Dataset rows about figures
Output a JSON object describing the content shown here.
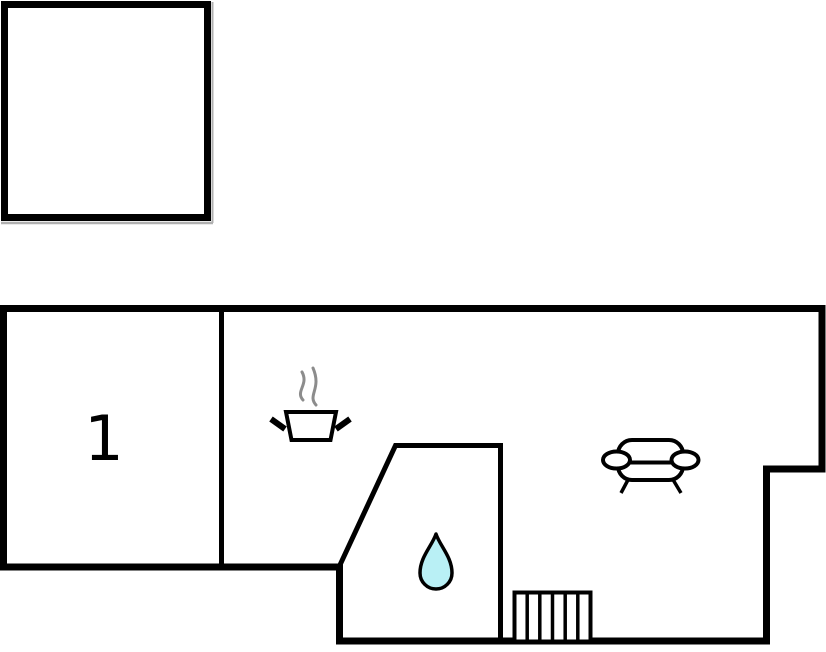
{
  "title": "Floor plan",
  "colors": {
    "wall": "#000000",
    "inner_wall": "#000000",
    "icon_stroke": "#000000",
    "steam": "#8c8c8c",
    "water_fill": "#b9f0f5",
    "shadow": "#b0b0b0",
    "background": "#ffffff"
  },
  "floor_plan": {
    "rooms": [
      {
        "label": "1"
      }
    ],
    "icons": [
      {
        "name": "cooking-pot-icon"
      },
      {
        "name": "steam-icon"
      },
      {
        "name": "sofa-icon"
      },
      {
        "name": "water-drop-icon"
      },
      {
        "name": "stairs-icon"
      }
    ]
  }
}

...

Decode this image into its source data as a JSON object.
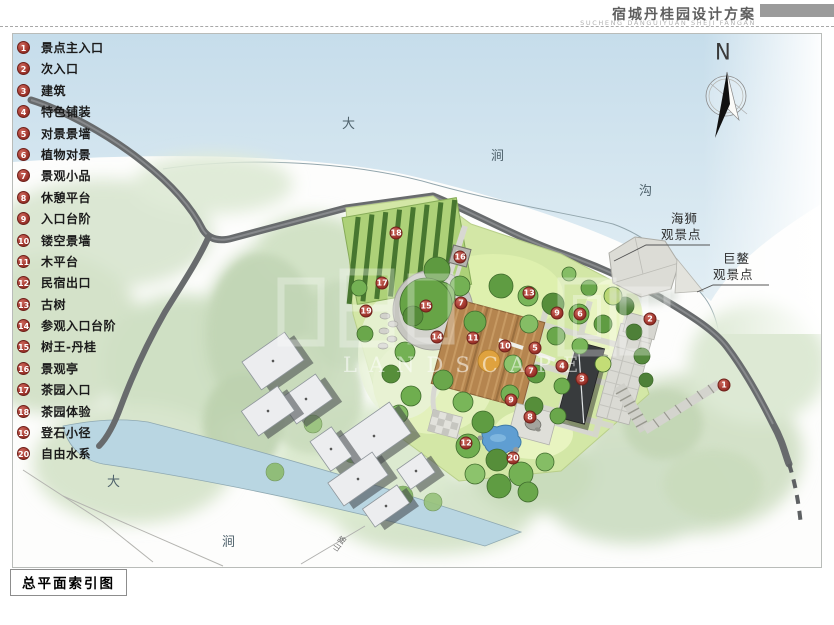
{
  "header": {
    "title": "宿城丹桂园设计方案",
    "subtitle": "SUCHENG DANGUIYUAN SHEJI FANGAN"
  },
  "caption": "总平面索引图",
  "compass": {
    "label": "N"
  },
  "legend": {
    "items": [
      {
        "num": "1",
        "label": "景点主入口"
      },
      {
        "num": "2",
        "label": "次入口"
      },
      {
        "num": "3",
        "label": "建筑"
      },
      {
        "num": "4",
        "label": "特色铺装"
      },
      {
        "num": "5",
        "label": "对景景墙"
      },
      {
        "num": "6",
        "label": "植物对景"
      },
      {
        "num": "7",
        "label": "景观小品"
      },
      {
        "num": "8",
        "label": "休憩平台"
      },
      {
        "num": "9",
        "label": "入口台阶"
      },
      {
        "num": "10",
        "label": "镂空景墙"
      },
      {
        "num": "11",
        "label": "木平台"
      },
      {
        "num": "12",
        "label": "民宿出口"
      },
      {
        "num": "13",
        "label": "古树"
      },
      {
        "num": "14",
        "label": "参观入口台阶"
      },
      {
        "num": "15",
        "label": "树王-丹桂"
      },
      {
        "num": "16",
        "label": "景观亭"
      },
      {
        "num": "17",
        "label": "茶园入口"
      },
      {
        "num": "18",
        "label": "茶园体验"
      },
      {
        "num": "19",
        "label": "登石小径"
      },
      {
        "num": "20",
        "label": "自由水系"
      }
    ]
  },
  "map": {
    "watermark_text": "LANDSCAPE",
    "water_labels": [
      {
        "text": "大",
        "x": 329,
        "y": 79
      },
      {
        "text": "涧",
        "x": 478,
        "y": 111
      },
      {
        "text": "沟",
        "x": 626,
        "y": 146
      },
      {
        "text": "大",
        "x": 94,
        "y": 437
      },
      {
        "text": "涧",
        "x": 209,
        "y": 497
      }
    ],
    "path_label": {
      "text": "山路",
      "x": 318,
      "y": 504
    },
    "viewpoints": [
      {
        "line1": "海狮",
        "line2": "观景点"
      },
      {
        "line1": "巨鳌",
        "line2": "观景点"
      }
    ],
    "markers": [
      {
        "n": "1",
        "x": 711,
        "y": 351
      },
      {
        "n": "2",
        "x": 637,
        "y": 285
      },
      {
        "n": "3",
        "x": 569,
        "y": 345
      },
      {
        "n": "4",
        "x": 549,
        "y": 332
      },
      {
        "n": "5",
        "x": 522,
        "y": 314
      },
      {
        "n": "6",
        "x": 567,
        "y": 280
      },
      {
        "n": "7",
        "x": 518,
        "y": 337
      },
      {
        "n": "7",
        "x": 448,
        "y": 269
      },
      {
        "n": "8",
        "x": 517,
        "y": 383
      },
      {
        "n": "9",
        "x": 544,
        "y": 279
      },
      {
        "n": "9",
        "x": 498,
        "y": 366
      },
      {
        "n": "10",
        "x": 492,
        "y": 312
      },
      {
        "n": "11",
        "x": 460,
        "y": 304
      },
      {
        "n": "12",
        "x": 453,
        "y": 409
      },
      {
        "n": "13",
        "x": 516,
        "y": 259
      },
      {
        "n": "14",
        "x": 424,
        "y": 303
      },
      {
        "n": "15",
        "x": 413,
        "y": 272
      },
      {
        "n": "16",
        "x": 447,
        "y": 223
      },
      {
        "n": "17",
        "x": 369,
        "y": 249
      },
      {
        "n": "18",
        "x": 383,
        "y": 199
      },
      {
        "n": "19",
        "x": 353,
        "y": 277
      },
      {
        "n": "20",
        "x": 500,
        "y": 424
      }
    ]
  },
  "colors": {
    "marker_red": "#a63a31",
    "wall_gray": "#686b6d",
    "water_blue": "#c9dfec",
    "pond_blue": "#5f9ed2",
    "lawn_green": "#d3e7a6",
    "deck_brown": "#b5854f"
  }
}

What to produce
Write only the number of lines in the records that include the word "name".

Completed task
5